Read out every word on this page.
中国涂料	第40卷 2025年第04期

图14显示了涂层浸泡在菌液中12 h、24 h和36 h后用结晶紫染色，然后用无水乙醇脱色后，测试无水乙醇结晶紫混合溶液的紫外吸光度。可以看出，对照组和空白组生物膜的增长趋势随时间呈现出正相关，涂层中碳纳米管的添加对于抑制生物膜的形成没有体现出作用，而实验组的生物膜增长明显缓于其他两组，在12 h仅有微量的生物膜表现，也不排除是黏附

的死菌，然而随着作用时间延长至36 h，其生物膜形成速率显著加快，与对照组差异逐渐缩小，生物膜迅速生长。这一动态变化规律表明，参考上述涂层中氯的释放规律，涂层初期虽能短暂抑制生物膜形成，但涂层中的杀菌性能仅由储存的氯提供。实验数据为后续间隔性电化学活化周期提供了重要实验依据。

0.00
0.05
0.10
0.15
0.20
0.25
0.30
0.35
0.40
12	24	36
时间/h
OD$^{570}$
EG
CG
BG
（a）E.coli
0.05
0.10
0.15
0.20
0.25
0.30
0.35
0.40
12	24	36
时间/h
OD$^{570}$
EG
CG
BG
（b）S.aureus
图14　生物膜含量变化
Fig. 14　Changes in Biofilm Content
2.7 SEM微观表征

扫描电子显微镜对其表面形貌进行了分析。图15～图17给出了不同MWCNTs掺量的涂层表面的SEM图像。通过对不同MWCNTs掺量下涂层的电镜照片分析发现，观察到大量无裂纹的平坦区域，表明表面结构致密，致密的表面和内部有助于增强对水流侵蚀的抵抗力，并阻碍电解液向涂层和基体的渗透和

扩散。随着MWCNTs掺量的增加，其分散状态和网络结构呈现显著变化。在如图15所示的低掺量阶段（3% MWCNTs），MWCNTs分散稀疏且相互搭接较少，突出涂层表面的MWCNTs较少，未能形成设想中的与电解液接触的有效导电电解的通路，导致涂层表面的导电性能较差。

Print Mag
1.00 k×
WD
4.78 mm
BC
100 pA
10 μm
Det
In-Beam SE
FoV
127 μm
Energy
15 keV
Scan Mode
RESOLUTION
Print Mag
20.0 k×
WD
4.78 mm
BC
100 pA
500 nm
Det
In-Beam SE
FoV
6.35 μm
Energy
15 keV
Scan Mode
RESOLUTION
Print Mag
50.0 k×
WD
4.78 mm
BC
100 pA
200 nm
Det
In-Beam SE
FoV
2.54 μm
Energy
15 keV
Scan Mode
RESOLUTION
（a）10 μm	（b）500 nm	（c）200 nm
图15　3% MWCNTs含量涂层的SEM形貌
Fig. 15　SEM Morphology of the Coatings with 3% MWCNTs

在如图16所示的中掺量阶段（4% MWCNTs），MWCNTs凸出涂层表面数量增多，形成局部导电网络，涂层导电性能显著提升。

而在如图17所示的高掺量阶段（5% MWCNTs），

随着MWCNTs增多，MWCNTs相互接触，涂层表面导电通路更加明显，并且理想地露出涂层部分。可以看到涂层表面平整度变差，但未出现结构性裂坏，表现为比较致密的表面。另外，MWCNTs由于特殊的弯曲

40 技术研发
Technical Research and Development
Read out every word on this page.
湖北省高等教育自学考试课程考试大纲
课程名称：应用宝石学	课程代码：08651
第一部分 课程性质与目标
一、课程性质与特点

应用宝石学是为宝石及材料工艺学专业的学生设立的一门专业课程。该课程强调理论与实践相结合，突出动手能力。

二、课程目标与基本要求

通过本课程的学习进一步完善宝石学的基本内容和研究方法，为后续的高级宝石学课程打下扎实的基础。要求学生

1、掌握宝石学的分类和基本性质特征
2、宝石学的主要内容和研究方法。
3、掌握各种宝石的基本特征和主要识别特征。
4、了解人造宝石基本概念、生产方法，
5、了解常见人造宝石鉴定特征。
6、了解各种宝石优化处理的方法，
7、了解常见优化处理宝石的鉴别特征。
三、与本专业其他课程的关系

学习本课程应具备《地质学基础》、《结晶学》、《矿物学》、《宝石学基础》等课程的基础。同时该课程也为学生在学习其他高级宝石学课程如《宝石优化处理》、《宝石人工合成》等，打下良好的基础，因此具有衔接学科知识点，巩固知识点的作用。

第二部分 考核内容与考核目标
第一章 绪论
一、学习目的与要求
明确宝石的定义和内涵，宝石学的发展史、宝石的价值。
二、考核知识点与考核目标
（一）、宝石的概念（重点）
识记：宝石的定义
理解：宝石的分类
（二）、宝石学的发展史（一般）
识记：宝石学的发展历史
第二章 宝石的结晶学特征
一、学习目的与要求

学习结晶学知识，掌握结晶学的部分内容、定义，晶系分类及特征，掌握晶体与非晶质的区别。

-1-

* **What is needed**
Restate each of the entries above verbatim.

* **Full answer**
Read out every word on this page.
中国涂料	第40卷 2025年第04期

图14显示了涂层浸泡在菌液中12 h、24 h和36 h后用结晶紫染色，然后用无水乙醇脱色后，测试无水乙醇结晶紫混合溶液的紫外吸光度。可以看出，对照组和空白组生物膜的增长趋势随时间呈现出正相关，涂层中碳纳米管的添加对于抑制生物膜的形成没有体现出作用，而实验组的生物膜增长明显缓于其他两组，在12 h仅有微量的生物膜表现，也不排除是黏附

的死菌，然而随着作用时间延长至36 h，其生物膜形成速率显著加快，与对照组差异逐渐缩小，生物膜迅速生长。这一动态变化规律表明，参考上述涂层中氯的释放规律，涂层初期虽能短暂抑制生物膜形成，但涂层中的杀菌性能仅由储存的氯提供。实验数据为后续间隔性电化学活化周期提供了重要实验依据。

0.00
0.05
0.10
0.15
0.20
0.25
0.30
0.35
0.40
12	24	36
时间/h
OD$^{570}$
EG
CG
BG
（a）E.coli
0.05
0.10
0.15
0.20
0.25
0.30
0.35
0.40
12	24	36
时间/h
OD$^{570}$
EG
CG
BG
（b）S.aureus
图14　生物膜含量变化
Fig. 14　Changes in Biofilm Content
2.7 SEM微观表征

扫描电子显微镜对其表面形貌进行了分析。图15～图17给出了不同MWCNTs掺量的涂层表面的SEM图像。通过对不同MWCNTs掺量下涂层的电镜照片分析发现，观察到大量无裂纹的平坦区域，表明表面结构致密，致密的表面和内部有助于增强对水流侵蚀的抵抗力，并阻碍电解液向涂层和基体的渗透和

扩散。随着MWCNTs掺量的增加，其分散状态和网络结构呈现显著变化。在如图15所示的低掺量阶段（3% MWCNTs），MWCNTs分散稀疏且相互搭接较少，突出涂层表面的MWCNTs较少，未能形成设想中的与电解液接触的有效导电电解的通路，导致涂层表面的导电性能较差。

Print Mag
1.00 k×
WD
4.78 mm
BC
100 pA
10 μm
Det
In-Beam SE
FoV
127 μm
Energy
15 keV
Scan Mode
RESOLUTION
Print Mag
20.0 k×
WD
4.78 mm
BC
100 pA
500 nm
Det
In-Beam SE
FoV
6.35 μm
Energy
15 keV
Scan Mode
RESOLUTION
Print Mag
50.0 k×
WD
4.78 mm
BC
100 pA
200 nm
Det
In-Beam SE
FoV
2.54 μm
Energy
15 keV
Scan Mode
RESOLUTION
（a）10 μm	（b）500 nm	（c）200 nm
图15　3% MWCNTs含量涂层的SEM形貌
Fig. 15　SEM Morphology of the Coatings with 3% MWCNTs

在如图16所示的中掺量阶段（4% MWCNTs），MWCNTs凸出涂层表面数量增多，形成局部导电网络，涂层导电性能显著提升。

而在如图17所示的高掺量阶段（5% MWCNTs），

随着MWCNTs增多，MWCNTs相互接触，涂层表面导电通路更加明显，并且理想地露出涂层部分。可以看到涂层表面平整度变差，但未出现结构性裂坏，表现为比较致密的表面。另外，MWCNTs由于特殊的弯曲

40 技术研发
Technical Research and Development
Read out every word on this page.
湖北省高等教育自学考试课程考试大纲
课程名称：应用宝石学	课程代码：08651
第一部分 课程性质与目标
一、课程性质与特点

应用宝石学是为宝石及材料工艺学专业的学生设立的一门专业课程。该课程强调理论与实践相结合，突出动手能力。

二、课程目标与基本要求

通过本课程的学习进一步完善宝石学的基本内容和研究方法，为后续的高级宝石学课程打下扎实的基础。要求学生

1、掌握宝石学的分类和基本性质特征
2、宝石学的主要内容和研究方法。
3、掌握各种宝石的基本特征和主要识别特征。
4、了解人造宝石基本概念、生产方法，
5、了解常见人造宝石鉴定特征。
6、了解各种宝石优化处理的方法，
7、了解常见优化处理宝石的鉴别特征。
三、与本专业其他课程的关系

学习本课程应具备《地质学基础》、《结晶学》、《矿物学》、《宝石学基础》等课程的基础。同时该课程也为学生在学习其他高级宝石学课程如《宝石优化处理》、《宝石人工合成》等，打下良好的基础，因此具有衔接学科知识点，巩固知识点的作用。

第二部分 考核内容与考核目标
第一章 绪论
一、学习目的与要求
明确宝石的定义和内涵，宝石学的发展史、宝石的价值。
二、考核知识点与考核目标
（一）、宝石的概念（重点）
识记：宝石的定义
理解：宝石的分类
（二）、宝石学的发展史（一般）
识记：宝石学的发展历史
第二章 宝石的结晶学特征
一、学习目的与要求

学习结晶学知识，掌握结晶学的部分内容、定义，晶系分类及特征，掌握晶体与非晶质的区别。

-1-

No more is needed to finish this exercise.